[START OF Supplied information]

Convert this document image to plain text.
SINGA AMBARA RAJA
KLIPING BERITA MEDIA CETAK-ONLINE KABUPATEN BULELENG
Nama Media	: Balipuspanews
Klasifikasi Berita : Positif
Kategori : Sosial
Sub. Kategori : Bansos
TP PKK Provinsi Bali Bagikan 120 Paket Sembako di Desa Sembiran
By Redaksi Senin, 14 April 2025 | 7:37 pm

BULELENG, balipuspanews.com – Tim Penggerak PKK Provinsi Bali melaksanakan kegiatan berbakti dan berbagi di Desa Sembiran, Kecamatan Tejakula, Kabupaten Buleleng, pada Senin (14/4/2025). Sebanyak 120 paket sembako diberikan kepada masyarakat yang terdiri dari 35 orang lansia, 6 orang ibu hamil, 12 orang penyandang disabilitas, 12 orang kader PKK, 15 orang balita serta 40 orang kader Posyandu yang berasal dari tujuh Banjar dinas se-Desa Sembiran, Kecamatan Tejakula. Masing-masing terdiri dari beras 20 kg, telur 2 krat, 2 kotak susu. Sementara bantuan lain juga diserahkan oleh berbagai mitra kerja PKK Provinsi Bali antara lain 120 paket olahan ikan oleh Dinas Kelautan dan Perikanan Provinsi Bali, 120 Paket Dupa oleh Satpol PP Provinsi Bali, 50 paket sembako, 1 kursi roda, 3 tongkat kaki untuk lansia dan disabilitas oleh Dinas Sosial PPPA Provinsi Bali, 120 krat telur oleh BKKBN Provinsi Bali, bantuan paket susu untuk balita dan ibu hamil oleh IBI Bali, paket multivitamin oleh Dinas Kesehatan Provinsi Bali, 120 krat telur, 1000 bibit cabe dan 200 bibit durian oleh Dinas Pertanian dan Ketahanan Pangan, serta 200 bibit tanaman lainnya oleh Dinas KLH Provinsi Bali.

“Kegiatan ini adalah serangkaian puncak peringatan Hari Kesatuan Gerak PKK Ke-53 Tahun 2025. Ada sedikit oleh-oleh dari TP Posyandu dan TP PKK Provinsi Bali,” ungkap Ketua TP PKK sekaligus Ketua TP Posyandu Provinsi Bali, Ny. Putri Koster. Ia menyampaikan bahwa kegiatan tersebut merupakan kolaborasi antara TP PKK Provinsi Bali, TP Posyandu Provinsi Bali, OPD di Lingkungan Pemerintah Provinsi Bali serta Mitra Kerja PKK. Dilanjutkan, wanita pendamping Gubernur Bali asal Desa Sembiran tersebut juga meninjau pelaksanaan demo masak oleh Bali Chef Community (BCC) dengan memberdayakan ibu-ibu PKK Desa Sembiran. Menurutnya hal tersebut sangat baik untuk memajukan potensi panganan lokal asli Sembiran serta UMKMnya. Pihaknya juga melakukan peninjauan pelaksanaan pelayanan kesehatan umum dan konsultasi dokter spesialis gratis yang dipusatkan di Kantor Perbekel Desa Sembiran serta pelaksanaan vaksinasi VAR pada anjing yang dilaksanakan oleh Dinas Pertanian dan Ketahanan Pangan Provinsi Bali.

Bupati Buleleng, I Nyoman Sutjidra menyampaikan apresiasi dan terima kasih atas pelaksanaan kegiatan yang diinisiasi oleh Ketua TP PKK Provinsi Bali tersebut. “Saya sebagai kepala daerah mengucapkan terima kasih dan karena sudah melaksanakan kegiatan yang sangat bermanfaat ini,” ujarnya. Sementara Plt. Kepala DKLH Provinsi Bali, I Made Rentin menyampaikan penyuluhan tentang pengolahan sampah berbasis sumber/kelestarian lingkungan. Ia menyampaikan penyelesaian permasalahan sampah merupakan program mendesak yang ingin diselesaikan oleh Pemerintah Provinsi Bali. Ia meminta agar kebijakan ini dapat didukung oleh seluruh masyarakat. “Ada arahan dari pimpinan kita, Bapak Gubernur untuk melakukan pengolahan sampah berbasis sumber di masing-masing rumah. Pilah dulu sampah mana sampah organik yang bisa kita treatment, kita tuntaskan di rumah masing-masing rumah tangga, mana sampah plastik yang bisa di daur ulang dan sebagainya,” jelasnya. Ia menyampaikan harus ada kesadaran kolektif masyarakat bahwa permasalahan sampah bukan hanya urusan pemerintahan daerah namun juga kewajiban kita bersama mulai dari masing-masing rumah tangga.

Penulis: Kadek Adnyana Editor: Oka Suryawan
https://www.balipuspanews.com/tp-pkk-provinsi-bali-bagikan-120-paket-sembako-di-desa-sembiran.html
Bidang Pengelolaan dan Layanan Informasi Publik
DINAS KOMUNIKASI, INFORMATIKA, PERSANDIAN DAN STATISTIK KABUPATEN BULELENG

[END OF Supplied information]

## [Task to complete]
Identify how many lines in the entries above include the string "Kategori", then state that number alone.

## [Answer to the exercise]
2